### [Aim of the task]
Print the listing in its entirety and exactly, leaving out images.

**** Given data ****

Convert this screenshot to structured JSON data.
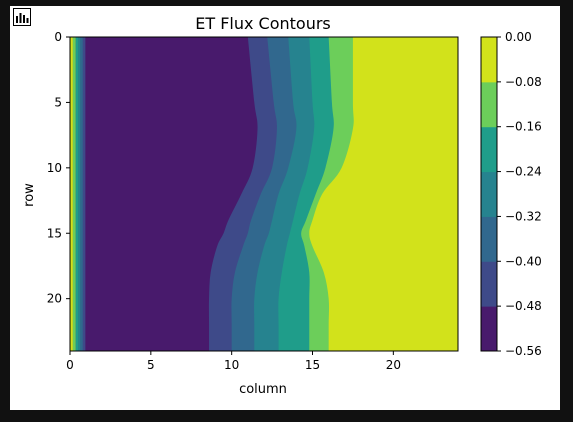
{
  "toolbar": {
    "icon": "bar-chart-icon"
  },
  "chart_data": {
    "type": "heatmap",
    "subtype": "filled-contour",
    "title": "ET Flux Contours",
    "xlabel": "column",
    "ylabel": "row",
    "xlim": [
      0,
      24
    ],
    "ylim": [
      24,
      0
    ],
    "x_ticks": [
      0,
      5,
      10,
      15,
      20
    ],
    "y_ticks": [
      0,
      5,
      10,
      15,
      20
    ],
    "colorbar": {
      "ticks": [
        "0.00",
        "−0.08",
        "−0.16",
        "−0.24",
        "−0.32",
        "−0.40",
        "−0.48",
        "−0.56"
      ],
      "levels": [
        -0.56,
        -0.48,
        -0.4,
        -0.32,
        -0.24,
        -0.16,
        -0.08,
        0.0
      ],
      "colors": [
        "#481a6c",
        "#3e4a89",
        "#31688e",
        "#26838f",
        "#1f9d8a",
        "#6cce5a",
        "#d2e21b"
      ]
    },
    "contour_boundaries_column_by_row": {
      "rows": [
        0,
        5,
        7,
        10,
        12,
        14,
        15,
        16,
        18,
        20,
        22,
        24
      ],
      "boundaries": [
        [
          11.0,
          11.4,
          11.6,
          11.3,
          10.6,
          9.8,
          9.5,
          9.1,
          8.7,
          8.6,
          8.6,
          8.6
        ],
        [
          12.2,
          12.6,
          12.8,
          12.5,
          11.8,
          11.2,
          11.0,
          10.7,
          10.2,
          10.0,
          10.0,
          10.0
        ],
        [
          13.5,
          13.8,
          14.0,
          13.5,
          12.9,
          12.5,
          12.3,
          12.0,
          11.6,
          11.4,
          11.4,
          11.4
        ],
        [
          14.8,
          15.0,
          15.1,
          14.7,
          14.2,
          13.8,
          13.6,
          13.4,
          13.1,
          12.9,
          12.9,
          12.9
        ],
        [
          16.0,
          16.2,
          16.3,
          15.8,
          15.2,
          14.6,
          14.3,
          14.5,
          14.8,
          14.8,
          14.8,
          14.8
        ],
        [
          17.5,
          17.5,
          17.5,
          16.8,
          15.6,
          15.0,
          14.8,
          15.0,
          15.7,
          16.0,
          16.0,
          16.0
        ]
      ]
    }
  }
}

****

### [Answer to the task]
Convert this screenshot to structured JSON data.
{
  "toolbar": {
    "icon": "bar-chart-icon"
  },
  "chart_data": {
    "type": "heatmap",
    "subtype": "filled-contour",
    "title": "ET Flux Contours",
    "xlabel": "column",
    "ylabel": "row",
    "xlim": [
      0,
      24
    ],
    "ylim": [
      24,
      0
    ],
    "x_ticks": [
      0,
      5,
      10,
      15,
      20
    ],
    "y_ticks": [
      0,
      5,
      10,
      15,
      20
    ],
    "colorbar": {
      "ticks": [
        "0.00",
        "−0.08",
        "−0.16",
        "−0.24",
        "−0.32",
        "−0.40",
        "−0.48",
        "−0.56"
      ],
      "levels": [
        -0.56,
        -0.48,
        -0.4,
        -0.32,
        -0.24,
        -0.16,
        -0.08,
        0.0
      ],
      "colors": [
        "#481a6c",
        "#3e4a89",
        "#31688e",
        "#26838f",
        "#1f9d8a",
        "#6cce5a",
        "#d2e21b"
      ]
    },
    "contour_boundaries_column_by_row": {
      "rows": [
        0,
        5,
        7,
        10,
        12,
        14,
        15,
        16,
        18,
        20,
        22,
        24
      ],
      "boundaries": [
        [
          11.0,
          11.4,
          11.6,
          11.3,
          10.6,
          9.8,
          9.5,
          9.1,
          8.7,
          8.6,
          8.6,
          8.6
        ],
        [
          12.2,
          12.6,
          12.8,
          12.5,
          11.8,
          11.2,
          11.0,
          10.7,
          10.2,
          10.0,
          10.0,
          10.0
        ],
        [
          13.5,
          13.8,
          14.0,
          13.5,
          12.9,
          12.5,
          12.3,
          12.0,
          11.6,
          11.4,
          11.4,
          11.4
        ],
        [
          14.8,
          15.0,
          15.1,
          14.7,
          14.2,
          13.8,
          13.6,
          13.4,
          13.1,
          12.9,
          12.9,
          12.9
        ],
        [
          16.0,
          16.2,
          16.3,
          15.8,
          15.2,
          14.6,
          14.3,
          14.5,
          14.8,
          14.8,
          14.8,
          14.8
        ],
        [
          17.5,
          17.5,
          17.5,
          16.8,
          15.6,
          15.0,
          14.8,
          15.0,
          15.7,
          16.0,
          16.0,
          16.0
        ]
      ]
    }
  }
}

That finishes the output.